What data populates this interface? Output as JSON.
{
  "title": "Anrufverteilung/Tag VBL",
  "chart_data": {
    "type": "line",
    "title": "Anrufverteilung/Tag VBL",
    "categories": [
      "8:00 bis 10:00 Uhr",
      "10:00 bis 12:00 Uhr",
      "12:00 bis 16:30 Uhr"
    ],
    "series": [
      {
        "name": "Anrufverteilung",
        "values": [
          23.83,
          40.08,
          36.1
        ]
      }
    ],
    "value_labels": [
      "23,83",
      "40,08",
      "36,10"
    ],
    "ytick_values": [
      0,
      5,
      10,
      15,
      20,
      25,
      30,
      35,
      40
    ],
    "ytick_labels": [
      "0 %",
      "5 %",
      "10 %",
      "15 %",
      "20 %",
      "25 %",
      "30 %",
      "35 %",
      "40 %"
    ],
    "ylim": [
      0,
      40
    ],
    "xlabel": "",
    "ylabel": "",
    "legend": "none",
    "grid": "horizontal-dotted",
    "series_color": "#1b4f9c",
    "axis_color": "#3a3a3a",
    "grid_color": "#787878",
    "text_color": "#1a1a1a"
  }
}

* * *

AIM OF THE EXERCISE: Output the full listing exactly as it stands.

FINISHED TASK:
What data populates this interface? Output as JSON.
{
  "title": "Anrufverteilung/Tag VBL",
  "chart_data": {
    "type": "line",
    "title": "Anrufverteilung/Tag VBL",
    "categories": [
      "8:00 bis 10:00 Uhr",
      "10:00 bis 12:00 Uhr",
      "12:00 bis 16:30 Uhr"
    ],
    "series": [
      {
        "name": "Anrufverteilung",
        "values": [
          23.83,
          40.08,
          36.1
        ]
      }
    ],
    "value_labels": [
      "23,83",
      "40,08",
      "36,10"
    ],
    "ytick_values": [
      0,
      5,
      10,
      15,
      20,
      25,
      30,
      35,
      40
    ],
    "ytick_labels": [
      "0 %",
      "5 %",
      "10 %",
      "15 %",
      "20 %",
      "25 %",
      "30 %",
      "35 %",
      "40 %"
    ],
    "ylim": [
      0,
      40
    ],
    "xlabel": "",
    "ylabel": "",
    "legend": "none",
    "grid": "horizontal-dotted",
    "series_color": "#1b4f9c",
    "axis_color": "#3a3a3a",
    "grid_color": "#787878",
    "text_color": "#1a1a1a"
  }
}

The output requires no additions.